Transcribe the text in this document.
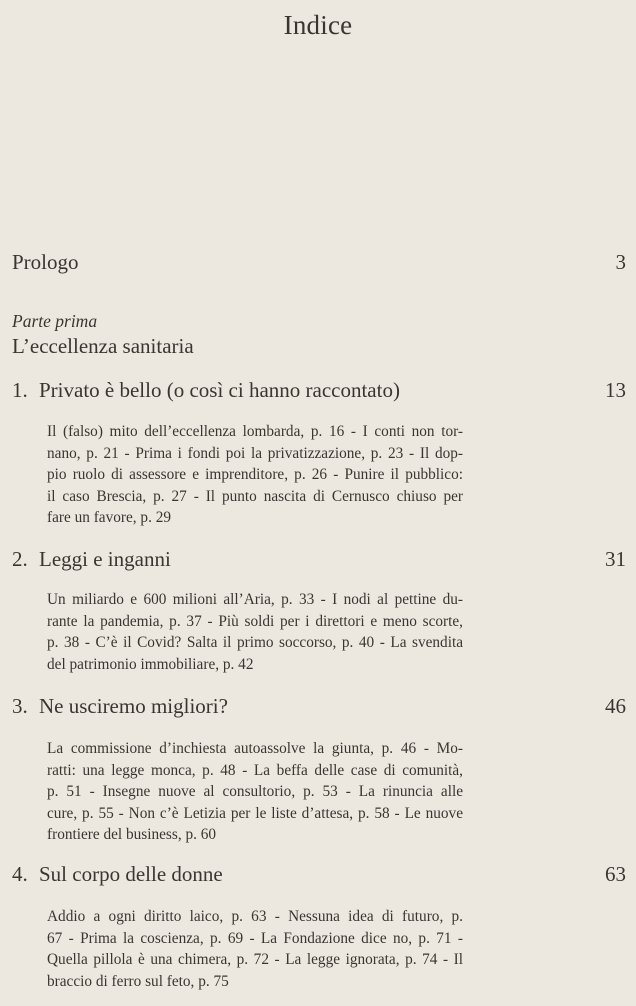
Indice
Prologo	3
Parte prima
L’eccellenza sanitaria
1. Privato è bello (o così ci hanno raccontato)	13
Il (falso) mito dell’eccellenza lombarda, p. 16 - I conti non tor-
nano, p. 21 - Prima i fondi poi la privatizzazione, p. 23 - Il dop-
pio ruolo di assessore e imprenditore, p. 26 - Punire il pubblico:
il caso Brescia, p. 27 - Il punto nascita di Cernusco chiuso per
fare un favore, p. 29
2. Leggi e inganni	31
Un miliardo e 600 milioni all’Aria, p. 33 - I nodi al pettine du-
rante la pandemia, p. 37 - Più soldi per i direttori e meno scorte,
p. 38 - C’è il Covid? Salta il primo soccorso, p. 40 - La svendita
del patrimonio immobiliare, p. 42
3. Ne usciremo migliori?	46
La commissione d’inchiesta autoassolve la giunta, p. 46 - Mo-
ratti: una legge monca, p. 48 - La beffa delle case di comunità,
p. 51 - Insegne nuove al consultorio, p. 53 - La rinuncia alle
cure, p. 55 - Non c’è Letizia per le liste d’attesa, p. 58 - Le nuove
frontiere del business, p. 60
4. Sul corpo delle donne	63
Addio a ogni diritto laico, p. 63 - Nessuna idea di futuro, p.
67 - Prima la coscienza, p. 69 - La Fondazione dice no, p. 71 -
Quella pillola è una chimera, p. 72 - La legge ignorata, p. 74 - Il
braccio di ferro sul feto, p. 75
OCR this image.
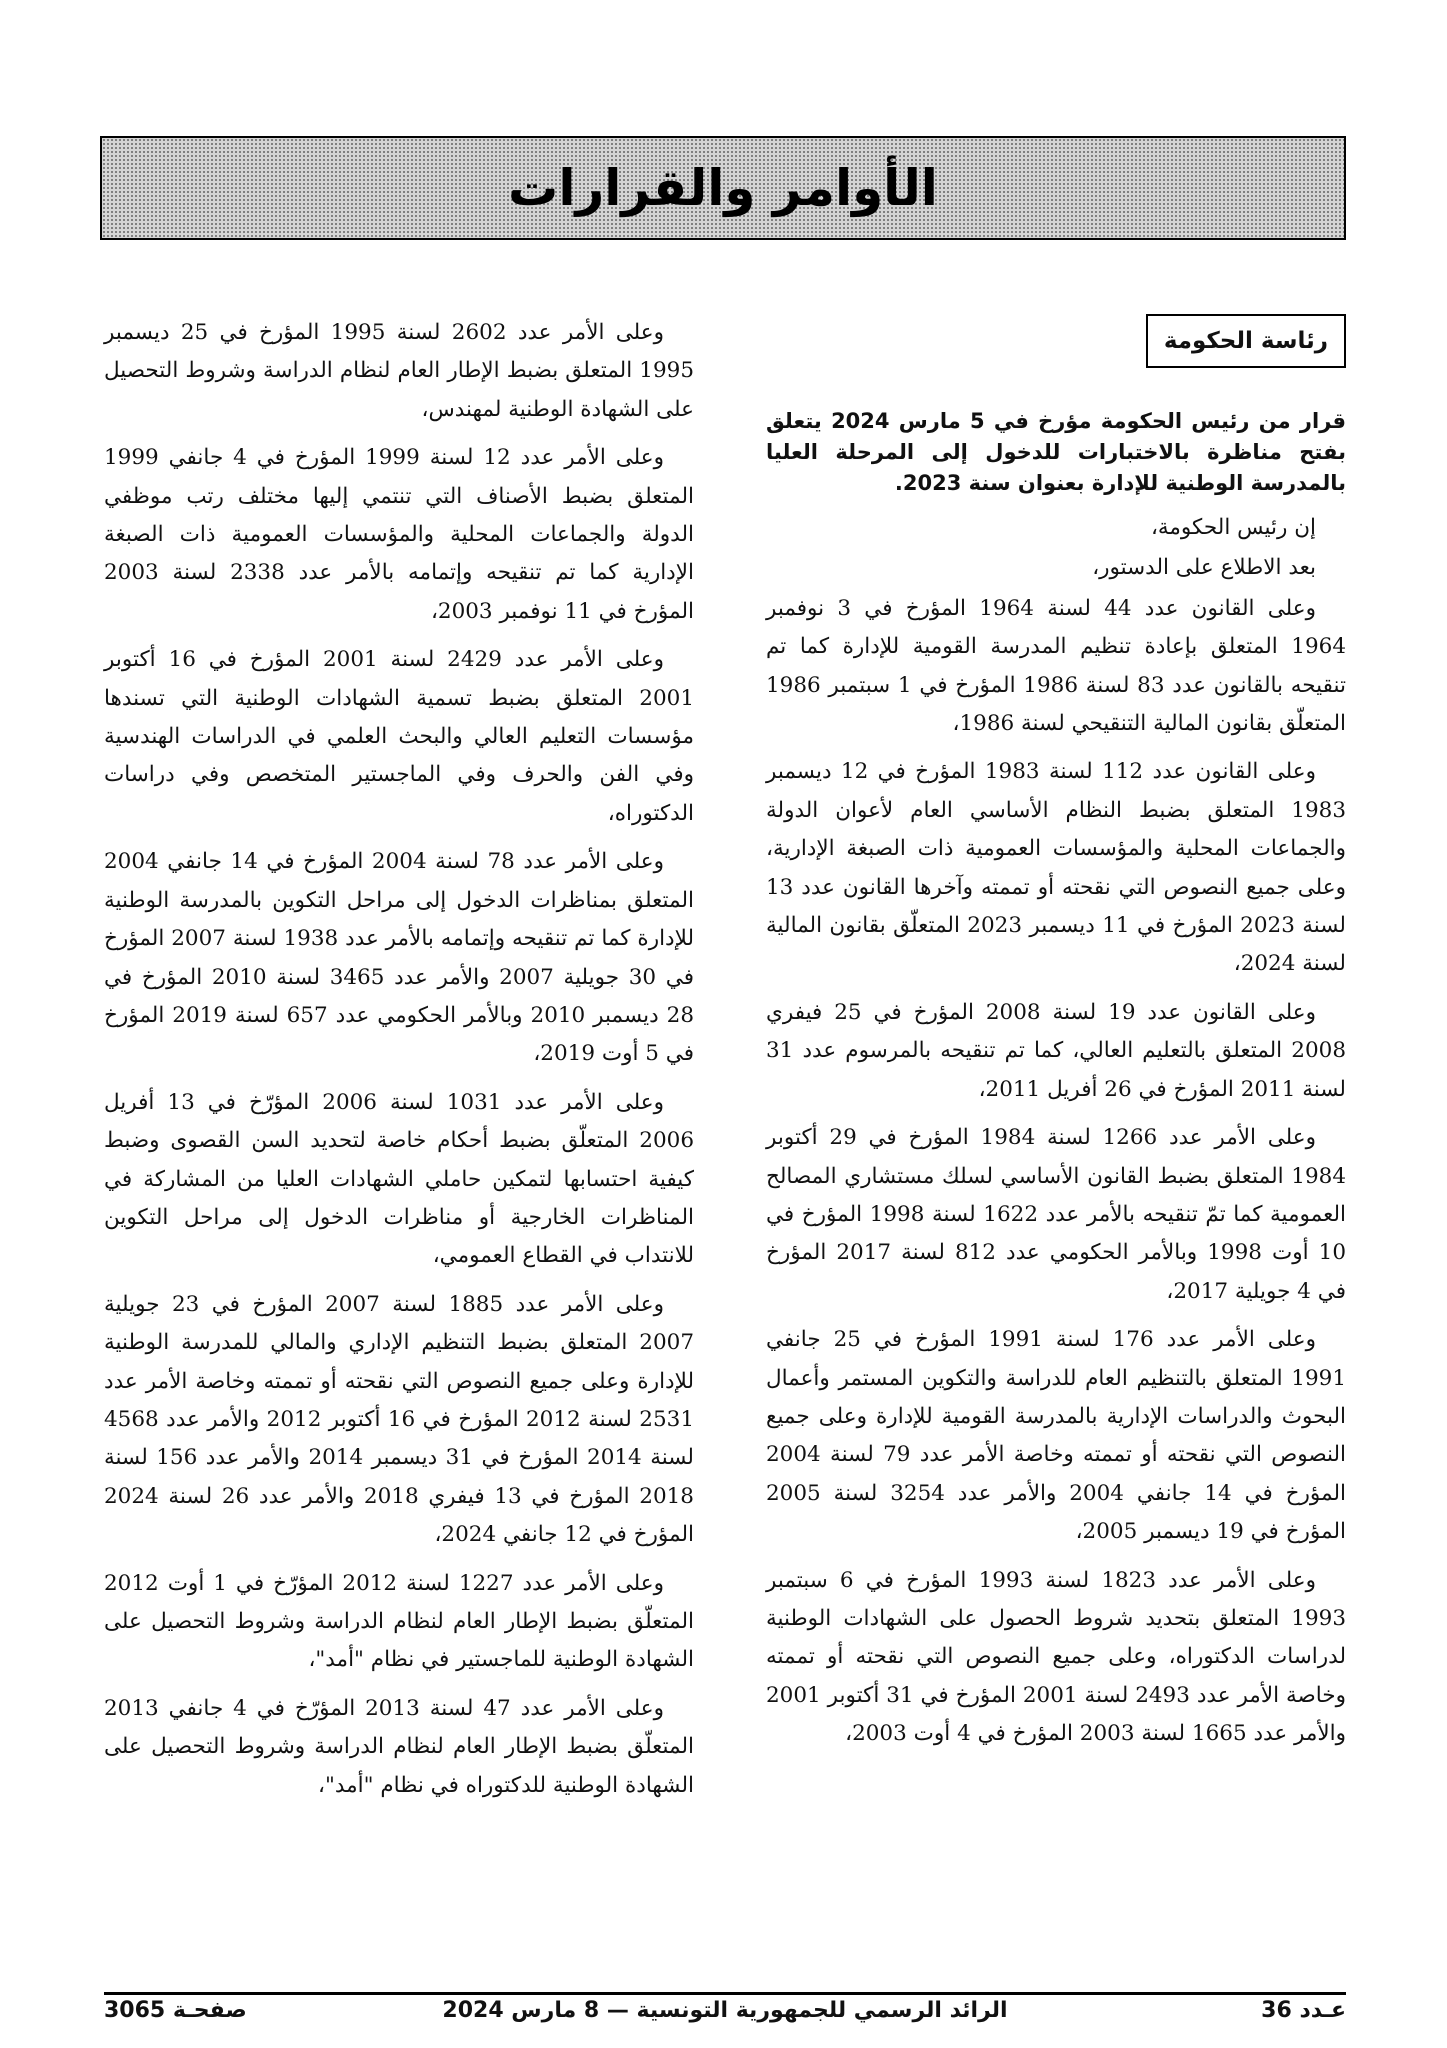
الأوامر والقرارات
رئاسة الحكومة
قرار من رئيس الحكومة مؤرخ في 5 مارس 2024 يتعلق بفتح مناظرة بالاختبارات للدخول إلى المرحلة العليا بالمدرسة الوطنية للإدارة بعنوان سنة 2023.

إن رئيس الحكومة،

بعد الاطلاع على الدستور،

وعلى القانون عدد 44 لسنة 1964 المؤرخ في 3 نوفمبر 1964 المتعلق بإعادة تنظيم المدرسة القومية للإدارة كما تم تنقيحه بالقانون عدد 83 لسنة 1986 المؤرخ في 1 سبتمبر 1986 المتعلّق بقانون المالية التنقيحي لسنة 1986،

وعلى القانون عدد 112 لسنة 1983 المؤرخ في 12 ديسمبر 1983 المتعلق بضبط النظام الأساسي العام لأعوان الدولة والجماعات المحلية والمؤسسات العمومية ذات الصبغة الإدارية، وعلى جميع النصوص التي نقحته أو تممته وآخرها القانون عدد 13 لسنة 2023 المؤرخ في 11 ديسمبر 2023 المتعلّق بقانون المالية لسنة 2024،

وعلى القانون عدد 19 لسنة 2008 المؤرخ في 25 فيفري 2008 المتعلق بالتعليم العالي، كما تم تنقيحه بالمرسوم عدد 31 لسنة 2011 المؤرخ في 26 أفريل 2011،

وعلى الأمر عدد 1266 لسنة 1984 المؤرخ في 29 أكتوبر 1984 المتعلق بضبط القانون الأساسي لسلك مستشاري المصالح العمومية كما تمّ تنقيحه بالأمر عدد 1622 لسنة 1998 المؤرخ في 10 أوت 1998 وبالأمر الحكومي عدد 812 لسنة 2017 المؤرخ في 4 جويلية 2017،

وعلى الأمر عدد 176 لسنة 1991 المؤرخ في 25 جانفي 1991 المتعلق بالتنظيم العام للدراسة والتكوين المستمر وأعمال البحوث والدراسات الإدارية بالمدرسة القومية للإدارة وعلى جميع النصوص التي نقحته أو تممته وخاصة الأمر عدد 79 لسنة 2004 المؤرخ في 14 جانفي 2004 والأمر عدد 3254 لسنة 2005 المؤرخ في 19 ديسمبر 2005،

وعلى الأمر عدد 1823 لسنة 1993 المؤرخ في 6 سبتمبر 1993 المتعلق بتحديد شروط الحصول على الشهادات الوطنية لدراسات الدكتوراه، وعلى جميع النصوص التي نقحته أو تممته وخاصة الأمر عدد 2493 لسنة 2001 المؤرخ في 31 أكتوبر 2001 والأمر عدد 1665 لسنة 2003 المؤرخ في 4 أوت 2003،

وعلى الأمر عدد 2602 لسنة 1995 المؤرخ في 25 ديسمبر 1995 المتعلق بضبط الإطار العام لنظام الدراسة وشروط التحصيل على الشهادة الوطنية لمهندس،

وعلى الأمر عدد 12 لسنة 1999 المؤرخ في 4 جانفي 1999 المتعلق بضبط الأصناف التي تنتمي إليها مختلف رتب موظفي الدولة والجماعات المحلية والمؤسسات العمومية ذات الصبغة الإدارية كما تم تنقيحه وإتمامه بالأمر عدد 2338 لسنة 2003 المؤرخ في 11 نوفمبر 2003،

وعلى الأمر عدد 2429 لسنة 2001 المؤرخ في 16 أكتوبر 2001 المتعلق بضبط تسمية الشهادات الوطنية التي تسندها مؤسسات التعليم العالي والبحث العلمي في الدراسات الهندسية وفي الفن والحرف وفي الماجستير المتخصص وفي دراسات الدكتوراه،

وعلى الأمر عدد 78 لسنة 2004 المؤرخ في 14 جانفي 2004 المتعلق بمناظرات الدخول إلى مراحل التكوين بالمدرسة الوطنية للإدارة كما تم تنقيحه وإتمامه بالأمر عدد 1938 لسنة 2007 المؤرخ في 30 جويلية 2007 والأمر عدد 3465 لسنة 2010 المؤرخ في 28 ديسمبر 2010 وبالأمر الحكومي عدد 657 لسنة 2019 المؤرخ في 5 أوت 2019،

وعلى الأمر عدد 1031 لسنة 2006 المؤرّخ في 13 أفريل 2006 المتعلّق بضبط أحكام خاصة لتحديد السن القصوى وضبط كيفية احتسابها لتمكين حاملي الشهادات العليا من المشاركة في المناظرات الخارجية أو مناظرات الدخول إلى مراحل التكوين للانتداب في القطاع العمومي،

وعلى الأمر عدد 1885 لسنة 2007 المؤرخ في 23 جويلية 2007 المتعلق بضبط التنظيم الإداري والمالي للمدرسة الوطنية للإدارة وعلى جميع النصوص التي نقحته أو تممته وخاصة الأمر عدد 2531 لسنة 2012 المؤرخ في 16 أكتوبر 2012 والأمر عدد 4568 لسنة 2014 المؤرخ في 31 ديسمبر 2014 والأمر عدد 156 لسنة 2018 المؤرخ في 13 فيفري 2018 والأمر عدد 26 لسنة 2024 المؤرخ في 12 جانفي 2024،

وعلى الأمر عدد 1227 لسنة 2012 المؤرّخ في 1 أوت 2012 المتعلّق بضبط الإطار العام لنظام الدراسة وشروط التحصيل على الشهادة الوطنية للماجستير في نظام "أمد"،

وعلى الأمر عدد 47 لسنة 2013 المؤرّخ في 4 جانفي 2013 المتعلّق بضبط الإطار العام لنظام الدراسة وشروط التحصيل على الشهادة الوطنية للدكتوراه في نظام "أمد"،

عـدد 36
الرائد الرسمي للجمهورية التونسية — 8 مارس 2024
صفحـة 3065
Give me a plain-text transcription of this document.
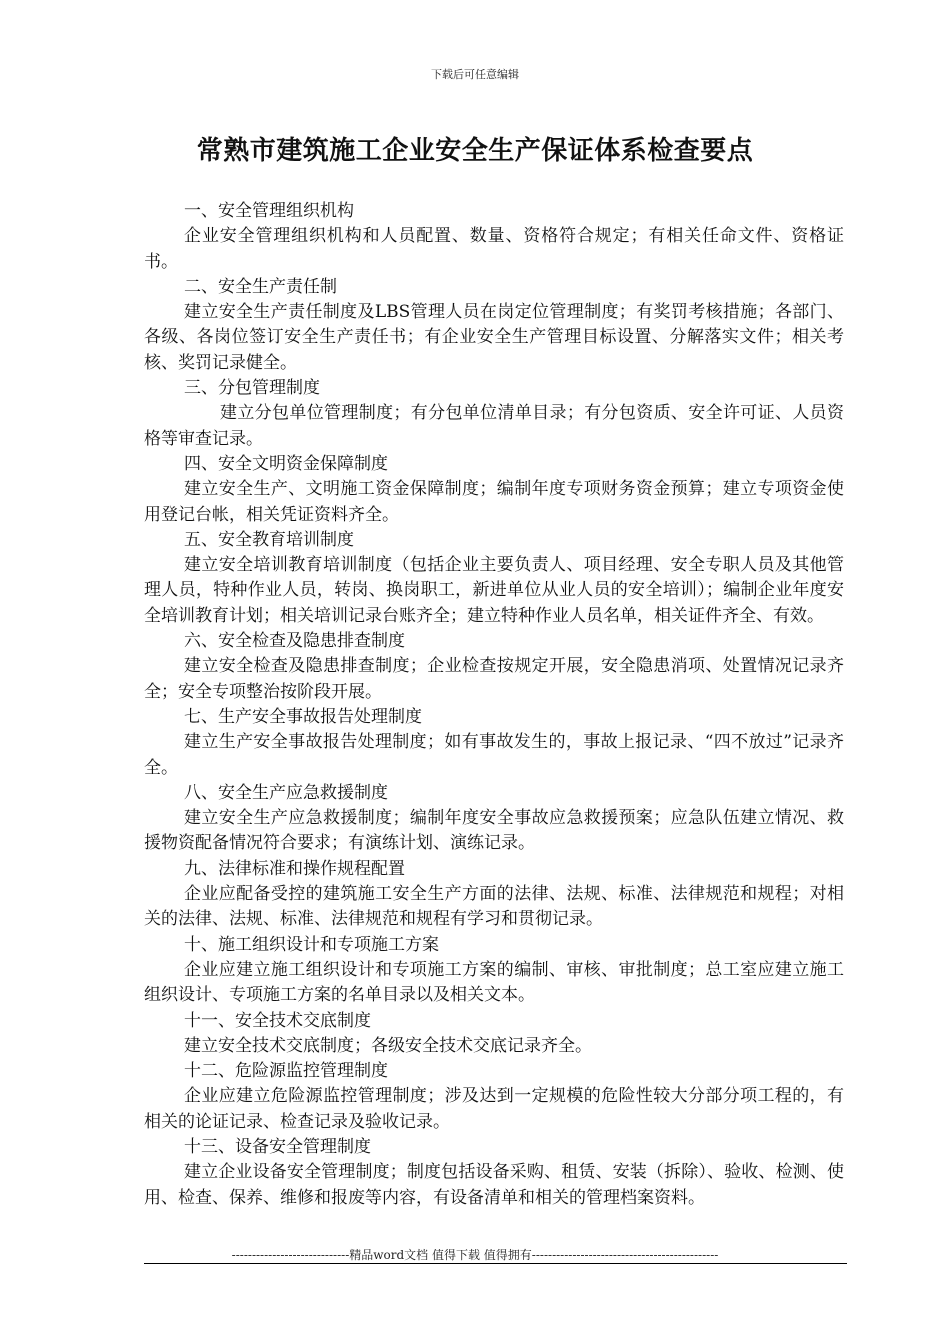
下载后可任意编辑
常熟市建筑施工企业安全生产保证体系检查要点

一、安全管理组织机构

企业安全管理组织机构和人员配置、数量、资格符合规定；有相关任命文件、资格证书。

二、安全生产责任制

建立安全生产责任制度及LBS管理人员在岗定位管理制度；有奖罚考核措施；各部门、各级、各岗位签订安全生产责任书；有企业安全生产管理目标设置、分解落实文件；相关考核、奖罚记录健全。

三、分包管理制度

建立分包单位管理制度；有分包单位清单目录；有分包资质、安全许可证、人员资格等审查记录。

四、安全文明资金保障制度

建立安全生产、文明施工资金保障制度；编制年度专项财务资金预算；建立专项资金使用登记台帐，相关凭证资料齐全。

五、安全教育培训制度

建立安全培训教育培训制度（包括企业主要负责人、项目经理、安全专职人员及其他管理人员，特种作业人员，转岗、换岗职工，新进单位从业人员的安全培训）；编制企业年度安全培训教育计划；相关培训记录台账齐全；建立特种作业人员名单，相关证件齐全、有效。

六、安全检查及隐患排查制度

建立安全检查及隐患排查制度；企业检查按规定开展，安全隐患消项、处置情况记录齐全；安全专项整治按阶段开展。

七、生产安全事故报告处理制度

建立生产安全事故报告处理制度；如有事故发生的，事故上报记录、“四不放过”记录齐全。

八、安全生产应急救援制度

建立安全生产应急救援制度；编制年度安全事故应急救援预案；应急队伍建立情况、救援物资配备情况符合要求；有演练计划、演练记录。

九、法律标准和操作规程配置

企业应配备受控的建筑施工安全生产方面的法律、法规、标准、法律规范和规程；对相关的法律、法规、标准、法律规范和规程有学习和贯彻记录。

十、施工组织设计和专项施工方案

企业应建立施工组织设计和专项施工方案的编制、审核、审批制度；总工室应建立施工组织设计、专项施工方案的名单目录以及相关文本。

十一、安全技术交底制度

建立安全技术交底制度；各级安全技术交底记录齐全。

十二、危险源监控管理制度

企业应建立危险源监控管理制度；涉及达到一定规模的危险性较大分部分项工程的，有相关的论证记录、检查记录及验收记录。

十三、设备安全管理制度

建立企业设备安全管理制度；制度包括设备采购、租赁、安装（拆除）、验收、检测、使用、检查、保养、维修和报废等内容，有设备清单和相关的管理档案资料。

-----------------------------精品word文档 值得下载 值得拥有----------------------------------------------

:::

## What this task involves
Return solely the number of lines in the data that include the word "text".

## Final result
2